TASK INSTRUCTIONS: Write out the whole listing again, exactly.

RECORDS SUPPLIED:
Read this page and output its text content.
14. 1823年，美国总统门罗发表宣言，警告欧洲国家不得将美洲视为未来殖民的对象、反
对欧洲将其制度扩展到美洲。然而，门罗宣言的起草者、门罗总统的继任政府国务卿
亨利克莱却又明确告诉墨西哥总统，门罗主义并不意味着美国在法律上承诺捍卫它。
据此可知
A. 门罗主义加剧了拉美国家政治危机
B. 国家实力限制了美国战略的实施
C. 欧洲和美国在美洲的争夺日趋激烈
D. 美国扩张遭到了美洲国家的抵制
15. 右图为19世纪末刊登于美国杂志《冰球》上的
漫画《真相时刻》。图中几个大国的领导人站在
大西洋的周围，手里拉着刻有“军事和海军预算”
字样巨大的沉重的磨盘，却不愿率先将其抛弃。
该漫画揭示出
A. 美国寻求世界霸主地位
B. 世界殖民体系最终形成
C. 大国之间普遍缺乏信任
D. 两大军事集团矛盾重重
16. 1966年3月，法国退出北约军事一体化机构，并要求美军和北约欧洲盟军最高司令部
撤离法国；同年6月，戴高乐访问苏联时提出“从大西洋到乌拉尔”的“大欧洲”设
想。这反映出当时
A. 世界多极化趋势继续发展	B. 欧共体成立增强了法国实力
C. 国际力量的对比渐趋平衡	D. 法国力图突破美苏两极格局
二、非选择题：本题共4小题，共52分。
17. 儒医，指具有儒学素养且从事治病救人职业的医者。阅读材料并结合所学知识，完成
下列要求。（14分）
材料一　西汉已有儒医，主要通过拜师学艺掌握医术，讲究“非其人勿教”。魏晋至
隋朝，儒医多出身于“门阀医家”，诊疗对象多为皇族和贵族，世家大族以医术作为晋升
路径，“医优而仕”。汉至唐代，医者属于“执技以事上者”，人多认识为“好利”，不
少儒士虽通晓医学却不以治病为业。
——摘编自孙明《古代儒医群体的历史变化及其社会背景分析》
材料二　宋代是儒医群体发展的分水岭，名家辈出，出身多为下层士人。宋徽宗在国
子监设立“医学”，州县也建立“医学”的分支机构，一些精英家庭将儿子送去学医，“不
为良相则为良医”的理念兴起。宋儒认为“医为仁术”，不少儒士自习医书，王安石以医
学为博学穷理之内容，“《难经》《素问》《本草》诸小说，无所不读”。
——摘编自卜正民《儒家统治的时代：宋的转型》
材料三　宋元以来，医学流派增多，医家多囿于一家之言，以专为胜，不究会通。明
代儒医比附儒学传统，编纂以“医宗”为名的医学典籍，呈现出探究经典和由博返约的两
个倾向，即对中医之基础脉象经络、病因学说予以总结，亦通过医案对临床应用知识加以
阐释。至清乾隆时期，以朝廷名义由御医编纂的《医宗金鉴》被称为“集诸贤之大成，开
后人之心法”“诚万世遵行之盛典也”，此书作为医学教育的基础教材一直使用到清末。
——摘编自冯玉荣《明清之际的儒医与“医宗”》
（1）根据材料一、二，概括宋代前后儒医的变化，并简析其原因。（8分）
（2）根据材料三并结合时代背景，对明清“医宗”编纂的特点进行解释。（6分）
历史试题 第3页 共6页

EXERCISE OUTPUT:
Read this page and output its text content.
14. 1823年，美国总统门罗发表宣言，警告欧洲国家不得将美洲视为未来殖民的对象、反
对欧洲将其制度扩展到美洲。然而，门罗宣言的起草者、门罗总统的继任政府国务卿
亨利克莱却又明确告诉墨西哥总统，门罗主义并不意味着美国在法律上承诺捍卫它。
据此可知
A. 门罗主义加剧了拉美国家政治危机
B. 国家实力限制了美国战略的实施
C. 欧洲和美国在美洲的争夺日趋激烈
D. 美国扩张遭到了美洲国家的抵制
15. 右图为19世纪末刊登于美国杂志《冰球》上的
漫画《真相时刻》。图中几个大国的领导人站在
大西洋的周围，手里拉着刻有“军事和海军预算”
字样巨大的沉重的磨盘，却不愿率先将其抛弃。
该漫画揭示出
A. 美国寻求世界霸主地位
B. 世界殖民体系最终形成
C. 大国之间普遍缺乏信任
D. 两大军事集团矛盾重重
16. 1966年3月，法国退出北约军事一体化机构，并要求美军和北约欧洲盟军最高司令部
撤离法国；同年6月，戴高乐访问苏联时提出“从大西洋到乌拉尔”的“大欧洲”设
想。这反映出当时
A. 世界多极化趋势继续发展	B. 欧共体成立增强了法国实力
C. 国际力量的对比渐趋平衡	D. 法国力图突破美苏两极格局
二、非选择题：本题共4小题，共52分。
17. 儒医，指具有儒学素养且从事治病救人职业的医者。阅读材料并结合所学知识，完成
下列要求。（14分）
材料一　西汉已有儒医，主要通过拜师学艺掌握医术，讲究“非其人勿教”。魏晋至
隋朝，儒医多出身于“门阀医家”，诊疗对象多为皇族和贵族，世家大族以医术作为晋升
路径，“医优而仕”。汉至唐代，医者属于“执技以事上者”，人多认识为“好利”，不
少儒士虽通晓医学却不以治病为业。
——摘编自孙明《古代儒医群体的历史变化及其社会背景分析》
材料二　宋代是儒医群体发展的分水岭，名家辈出，出身多为下层士人。宋徽宗在国
子监设立“医学”，州县也建立“医学”的分支机构，一些精英家庭将儿子送去学医，“不
为良相则为良医”的理念兴起。宋儒认为“医为仁术”，不少儒士自习医书，王安石以医
学为博学穷理之内容，“《难经》《素问》《本草》诸小说，无所不读”。
——摘编自卜正民《儒家统治的时代：宋的转型》
材料三　宋元以来，医学流派增多，医家多囿于一家之言，以专为胜，不究会通。明
代儒医比附儒学传统，编纂以“医宗”为名的医学典籍，呈现出探究经典和由博返约的两
个倾向，即对中医之基础脉象经络、病因学说予以总结，亦通过医案对临床应用知识加以
阐释。至清乾隆时期，以朝廷名义由御医编纂的《医宗金鉴》被称为“集诸贤之大成，开
后人之心法”“诚万世遵行之盛典也”，此书作为医学教育的基础教材一直使用到清末。
——摘编自冯玉荣《明清之际的儒医与“医宗”》
（1）根据材料一、二，概括宋代前后儒医的变化，并简析其原因。（8分）
（2）根据材料三并结合时代背景，对明清“医宗”编纂的特点进行解释。（6分）
历史试题 第3页 共6页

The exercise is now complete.